Selected text:
_____

In this case, we see better estimation of the population at node \(b\), with \(N \approx 33000\), as in the untransformed case. The main difference here the lack of estimates beyond \(N \sim 40000\), whereas the untransformed case is producing estimates beyond this.

Bayesian Model

In the Bayesian model case, with \(q\) ‘incorrectly’ peaked near 0, we have the following plot: Posterior of N, peaked q (0)

For \(q\) peaked near 1, we have very good estimation, as expected, with mode in line with what is predicted using the density: Posterior of N, peaked q (1)

Middle case

Distribution

In the middle case, recall we use \(q \sim Beta(15,15)\). This distribution is bell-shaped and centered around 0.5, with standard deviation just under 0.1. In this case, we don’t do too badly; the mode sits around \(N=34600\):

dens_plot(1, 1, 15, 15, 33640, 448, 34000, 35500, 10)

Multiplier Method

# adjust data
# only Population = TRUE values are used and must be changed 
middle <- treedata
middle[2,3] <- 0
middle[2,4] <- 0
middle[3,3] <- 14
middle[3,4] <- 28 
middle
# calculate estimates from A,B using 5000 simulated p,q values
tree <- FromDataFrameNetwork(middle)
weightedPopTree(tree,sample_length=5000,method='weightedEstimate')
## [1] "using weighted mean estimates"
tree$Do(function(node) {
  if(node$isRoot){
    node$uncertainty <-pop.conf.int(tree)
    }
  else{
    node$uncertainty <- prettyConfidenceIntervals(node$overdose_samples)
    }}
  )

_____

Copy the passage on estimating N word for word, beginning at the words "In the middle" and stopping after the words "34000, 35500, 10)". The items play no part in this exercise.

Image element box items:
_____

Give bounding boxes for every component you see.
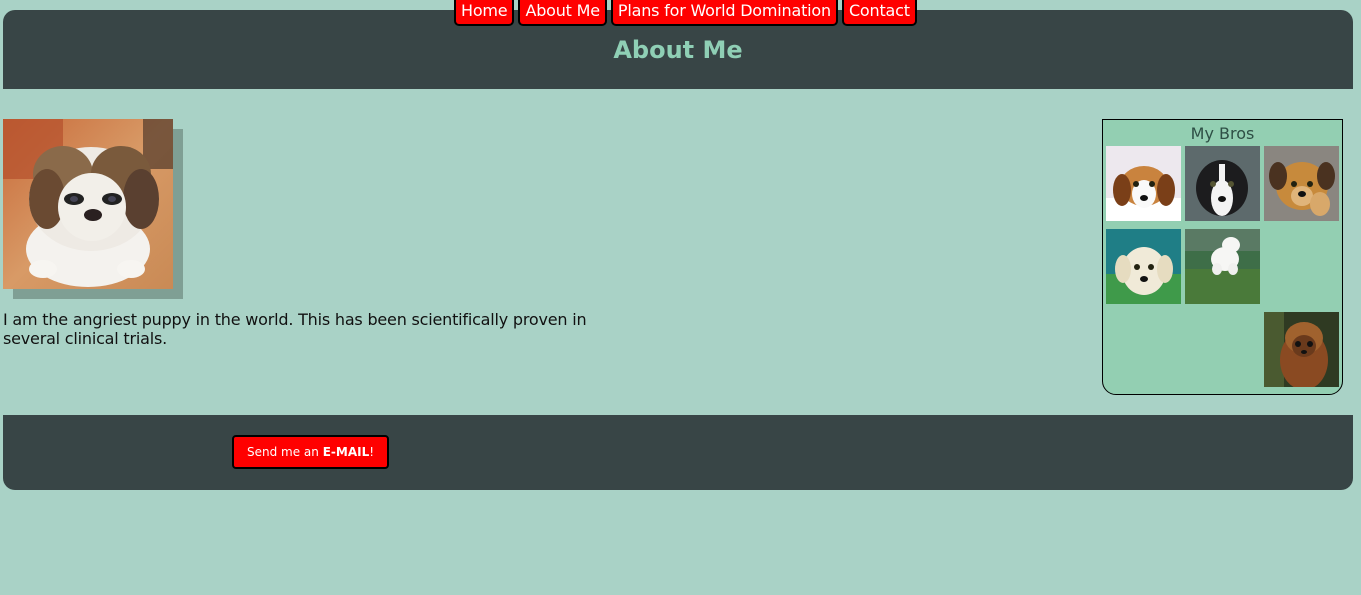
footer: Send me an E-MAIL! [3,415,1353,490]
nav-contact[interactable]: Contact [841,0,917,26]
email-button-suffix: ! [369,445,375,459]
page-title: About Me [613,36,743,64]
nav-home[interactable]: Home [454,0,515,26]
send-email-button[interactable]: Send me an E-MAIL! [232,435,390,469]
main-nav: Home About Me Plans for World Domination… [454,0,917,26]
email-button-prefix: Send me an [247,445,323,459]
email-button-bold: E-MAIL [322,445,370,459]
profile-photo-angry-puppy [3,119,173,289]
nav-plans-for-world-domination[interactable]: Plans for World Domination [610,0,838,26]
my-bros-panel: My Bros [1102,119,1343,395]
profile-photo-frame [3,119,183,299]
bro-photo-waving-puppy [1264,146,1339,221]
nav-about-me[interactable]: About Me [518,0,607,26]
bro-photo-beagle-puppy [1106,146,1181,221]
bro-photo-ewok [1264,312,1339,387]
bro-photo-lab-puppy [1106,229,1181,304]
bro-photo-white-puppy-on-grass [1185,229,1260,304]
bio-text: I am the angriest puppy in the world. Th… [3,310,587,348]
my-bros-title: My Bros [1190,124,1255,143]
bro-photo-border-collie-puppy [1185,146,1260,221]
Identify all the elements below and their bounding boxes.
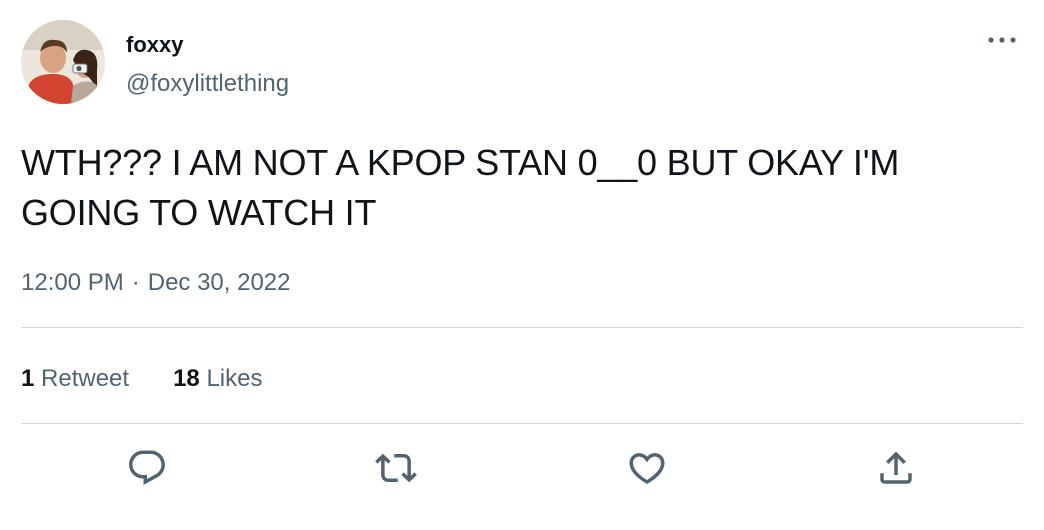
more-dots-icon: [988, 37, 1016, 43]
likes-stat[interactable]: 18 Likes: [173, 364, 262, 394]
reply-button[interactable]: [125, 446, 169, 490]
retweets-count: 1: [21, 365, 35, 392]
avatar[interactable]: [21, 20, 105, 104]
reply-icon: [129, 450, 165, 485]
share-icon: [880, 451, 912, 484]
tweet-card: foxxy @foxylittlething WTH??? I AM NOT A…: [0, 0, 1044, 530]
avatar-photo-icon: [21, 20, 105, 104]
tweet-text: WTH??? I AM NOT A KPOP STAN 0__0 BUT OKA…: [21, 142, 900, 233]
divider-top: [21, 327, 1023, 328]
heart-icon: [629, 453, 665, 485]
tweet-stats: 1 Retweet 18 Likes: [21, 364, 262, 394]
more-options-button[interactable]: [984, 26, 1020, 54]
retweet-button[interactable]: [374, 446, 418, 490]
tweet-date[interactable]: Dec 30, 2022: [148, 268, 291, 298]
author-handle[interactable]: @foxylittlething: [126, 70, 289, 98]
author-display-name[interactable]: foxxy: [126, 32, 183, 58]
likes-label: Likes: [206, 365, 263, 392]
meta-separator: ·: [131, 269, 140, 296]
tweet-metadata: 12:00 PM · Dec 30, 2022: [21, 268, 291, 298]
like-button[interactable]: [625, 446, 669, 490]
likes-count: 18: [173, 365, 200, 392]
share-button[interactable]: [874, 446, 918, 490]
tweet-time[interactable]: 12:00 PM: [21, 268, 124, 298]
divider-bottom: [21, 423, 1023, 424]
retweets-label: Retweet: [41, 365, 130, 392]
retweet-icon: [375, 453, 417, 483]
retweets-stat[interactable]: 1 Retweet: [21, 364, 129, 394]
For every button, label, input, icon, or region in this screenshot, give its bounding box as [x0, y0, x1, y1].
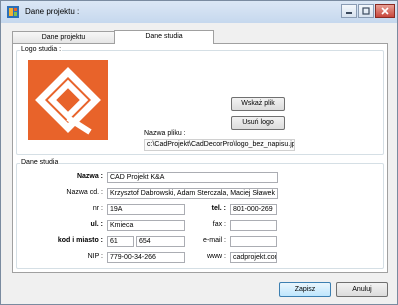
nazwa-cd-label: Nazwa cd. : [66, 189, 103, 196]
tab-label: Dane projektu [41, 34, 86, 41]
dialog-window: Dane projektu : Dane projektu Dane studi… [0, 0, 398, 305]
www-input[interactable]: cadprojekt.com.pl [230, 252, 277, 263]
select-file-button[interactable]: Wskaż plik [231, 97, 285, 111]
save-button[interactable]: Zapisz [279, 282, 331, 297]
nazwa-input[interactable]: CAD Projekt K&A [107, 172, 278, 183]
minimize-icon [346, 12, 352, 14]
ul-label: ul. : [90, 221, 103, 228]
file-path-field: c:\CadProjekt\CadDecorPro\logo_bez_napis… [144, 139, 295, 151]
tel-label: tel. : [211, 205, 226, 212]
logo-group: Logo studia : Wskaż plik Usuń logo Nazwa… [16, 46, 384, 155]
maximize-icon [362, 7, 370, 15]
miasto-input[interactable]: 654 [136, 236, 185, 247]
nip-label: NIP : [87, 253, 103, 260]
cancel-button[interactable]: Anuluj [336, 282, 388, 297]
www-label: www : [206, 253, 226, 260]
app-icon [7, 6, 19, 18]
ul-input[interactable]: Kmieca [107, 220, 185, 231]
file-name-label: Nazwa pliku : [144, 130, 186, 137]
fax-input[interactable] [230, 220, 277, 231]
email-input[interactable] [230, 236, 277, 247]
maximize-button[interactable] [358, 4, 374, 18]
close-button[interactable] [375, 4, 395, 18]
minimize-button[interactable] [341, 4, 357, 18]
title-bar[interactable]: Dane projektu : [1, 1, 397, 23]
nazwa-cd-input[interactable]: Krzysztof Dabrowski, Adam Sterczala, Mac… [107, 188, 278, 199]
remove-logo-button[interactable]: Usuń logo [231, 116, 285, 130]
studio-logo-image [28, 60, 108, 140]
logo-group-legend: Logo studia : [20, 46, 63, 53]
nip-input[interactable]: 779-00-34-266 [107, 252, 185, 263]
close-icon [381, 7, 389, 15]
tel-input[interactable]: 801-000-269 [230, 204, 277, 215]
kod-input[interactable]: 61 [107, 236, 134, 247]
nr-label: nr : [92, 205, 103, 212]
window-title: Dane projektu : [25, 7, 80, 16]
studio-data-group: Dane studia Nazwa : CAD Projekt K&A Nazw… [16, 159, 384, 269]
nr-input[interactable]: 19A [107, 204, 185, 215]
tab-panel: Logo studia : Wskaż plik Usuń logo Nazwa… [12, 43, 388, 273]
tab-label: Dane studia [145, 33, 183, 40]
email-label: e-mail : [203, 237, 226, 244]
studio-group-legend: Dane studia [20, 159, 60, 166]
kod-label: kod i miasto : [57, 237, 103, 244]
nazwa-label: Nazwa : [76, 173, 103, 180]
dialog-footer: Zapisz Anuluj [1, 274, 397, 304]
fax-label: fax : [212, 221, 226, 228]
tab-dane-studia[interactable]: Dane studia [114, 30, 214, 44]
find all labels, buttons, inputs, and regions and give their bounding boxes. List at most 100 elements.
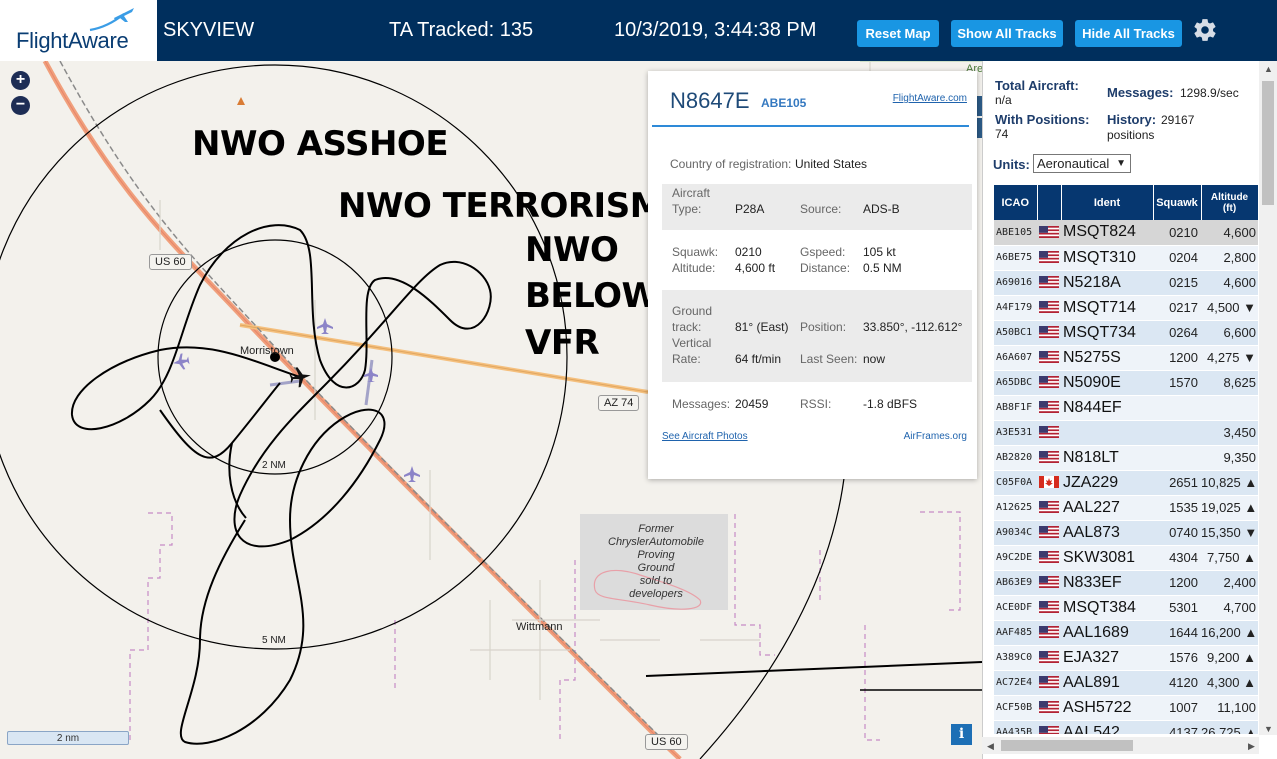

_____

Finished exercise:
In the middle case, recall we use \(q \sim Beta(15,15)\). This distribution is bell-shaped and centered around 0.5, with standard deviation just under 0.1. In this case, we don’t do too badly; the mode sits around \(N=34600\):

dens_plot(1, 1, 15, 15, 33640, 448, 34000, 35500, 10)